### [Entries provided]
»»

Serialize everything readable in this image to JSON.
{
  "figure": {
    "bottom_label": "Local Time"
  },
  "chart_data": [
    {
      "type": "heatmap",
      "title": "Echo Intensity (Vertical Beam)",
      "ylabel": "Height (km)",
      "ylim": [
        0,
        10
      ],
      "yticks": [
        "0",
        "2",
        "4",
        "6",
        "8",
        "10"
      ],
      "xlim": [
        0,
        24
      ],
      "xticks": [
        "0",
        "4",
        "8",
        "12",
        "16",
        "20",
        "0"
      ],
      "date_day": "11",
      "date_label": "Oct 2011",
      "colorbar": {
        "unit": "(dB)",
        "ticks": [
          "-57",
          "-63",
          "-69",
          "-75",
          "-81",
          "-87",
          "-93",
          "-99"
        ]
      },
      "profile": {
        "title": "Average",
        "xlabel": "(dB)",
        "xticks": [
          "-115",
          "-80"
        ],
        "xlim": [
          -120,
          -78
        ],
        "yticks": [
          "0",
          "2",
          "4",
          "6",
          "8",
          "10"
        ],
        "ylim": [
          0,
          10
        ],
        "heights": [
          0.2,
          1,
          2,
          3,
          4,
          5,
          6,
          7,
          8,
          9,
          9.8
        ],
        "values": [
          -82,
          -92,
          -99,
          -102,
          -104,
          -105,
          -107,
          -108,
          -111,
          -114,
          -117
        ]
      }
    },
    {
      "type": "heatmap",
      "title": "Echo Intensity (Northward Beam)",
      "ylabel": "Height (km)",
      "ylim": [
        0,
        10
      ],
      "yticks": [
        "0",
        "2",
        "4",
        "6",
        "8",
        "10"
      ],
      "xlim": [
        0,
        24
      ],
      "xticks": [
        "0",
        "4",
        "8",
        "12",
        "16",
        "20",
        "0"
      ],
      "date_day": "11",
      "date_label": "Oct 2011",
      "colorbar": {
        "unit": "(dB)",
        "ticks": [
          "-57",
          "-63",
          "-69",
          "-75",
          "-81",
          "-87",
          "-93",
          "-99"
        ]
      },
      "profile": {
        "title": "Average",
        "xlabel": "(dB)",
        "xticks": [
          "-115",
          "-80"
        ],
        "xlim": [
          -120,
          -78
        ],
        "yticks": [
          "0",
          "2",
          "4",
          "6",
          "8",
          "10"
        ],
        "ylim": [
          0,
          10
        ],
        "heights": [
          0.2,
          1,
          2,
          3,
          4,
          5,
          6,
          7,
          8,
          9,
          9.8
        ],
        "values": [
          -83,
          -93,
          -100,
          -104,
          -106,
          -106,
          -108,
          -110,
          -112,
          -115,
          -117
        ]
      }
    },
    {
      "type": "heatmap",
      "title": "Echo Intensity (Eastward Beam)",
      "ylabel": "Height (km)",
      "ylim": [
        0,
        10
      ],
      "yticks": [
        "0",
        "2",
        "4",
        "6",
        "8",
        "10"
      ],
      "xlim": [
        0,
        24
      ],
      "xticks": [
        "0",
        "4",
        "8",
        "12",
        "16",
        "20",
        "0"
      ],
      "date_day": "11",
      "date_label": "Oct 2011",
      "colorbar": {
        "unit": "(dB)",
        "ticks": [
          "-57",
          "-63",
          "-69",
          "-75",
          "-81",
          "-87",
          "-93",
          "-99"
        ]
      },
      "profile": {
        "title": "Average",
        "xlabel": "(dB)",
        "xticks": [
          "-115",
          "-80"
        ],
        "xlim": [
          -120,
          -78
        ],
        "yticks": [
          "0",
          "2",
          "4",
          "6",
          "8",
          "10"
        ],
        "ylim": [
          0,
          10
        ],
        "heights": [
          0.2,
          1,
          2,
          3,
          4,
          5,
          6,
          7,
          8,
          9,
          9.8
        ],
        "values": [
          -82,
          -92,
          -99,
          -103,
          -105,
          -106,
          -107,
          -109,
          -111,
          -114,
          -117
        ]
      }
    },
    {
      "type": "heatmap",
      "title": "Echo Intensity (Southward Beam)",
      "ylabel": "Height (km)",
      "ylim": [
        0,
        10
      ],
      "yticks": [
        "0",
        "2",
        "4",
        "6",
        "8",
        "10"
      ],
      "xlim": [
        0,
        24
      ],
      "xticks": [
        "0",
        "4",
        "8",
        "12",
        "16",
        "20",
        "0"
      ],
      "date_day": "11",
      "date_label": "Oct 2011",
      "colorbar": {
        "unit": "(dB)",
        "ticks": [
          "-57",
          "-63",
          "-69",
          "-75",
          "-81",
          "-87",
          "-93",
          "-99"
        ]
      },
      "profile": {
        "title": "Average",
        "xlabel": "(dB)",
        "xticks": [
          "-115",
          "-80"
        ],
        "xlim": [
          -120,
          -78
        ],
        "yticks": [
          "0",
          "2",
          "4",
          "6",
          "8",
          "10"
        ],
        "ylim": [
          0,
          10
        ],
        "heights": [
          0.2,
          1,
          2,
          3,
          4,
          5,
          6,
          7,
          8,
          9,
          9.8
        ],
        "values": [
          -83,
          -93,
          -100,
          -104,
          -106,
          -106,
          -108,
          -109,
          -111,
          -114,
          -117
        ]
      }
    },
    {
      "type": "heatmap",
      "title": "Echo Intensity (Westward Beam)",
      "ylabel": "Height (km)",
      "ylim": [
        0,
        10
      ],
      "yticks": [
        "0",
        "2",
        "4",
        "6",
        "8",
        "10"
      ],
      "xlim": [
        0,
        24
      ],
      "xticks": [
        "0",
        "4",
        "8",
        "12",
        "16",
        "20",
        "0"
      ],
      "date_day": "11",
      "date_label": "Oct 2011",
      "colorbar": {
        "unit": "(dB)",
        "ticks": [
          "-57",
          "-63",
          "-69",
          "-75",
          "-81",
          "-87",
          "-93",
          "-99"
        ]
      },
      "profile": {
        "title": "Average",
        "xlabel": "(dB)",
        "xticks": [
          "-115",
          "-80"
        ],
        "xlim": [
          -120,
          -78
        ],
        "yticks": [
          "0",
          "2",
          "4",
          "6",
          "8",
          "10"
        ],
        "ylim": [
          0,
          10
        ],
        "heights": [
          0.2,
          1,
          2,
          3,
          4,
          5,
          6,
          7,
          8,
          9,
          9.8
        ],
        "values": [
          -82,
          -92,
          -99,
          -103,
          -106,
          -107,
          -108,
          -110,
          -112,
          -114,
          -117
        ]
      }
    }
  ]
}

««

### [Task brief]
Provide the number of lines in these entries that hold the word "Intensity", without any accompanying text.

### [Solution for this exercise]
5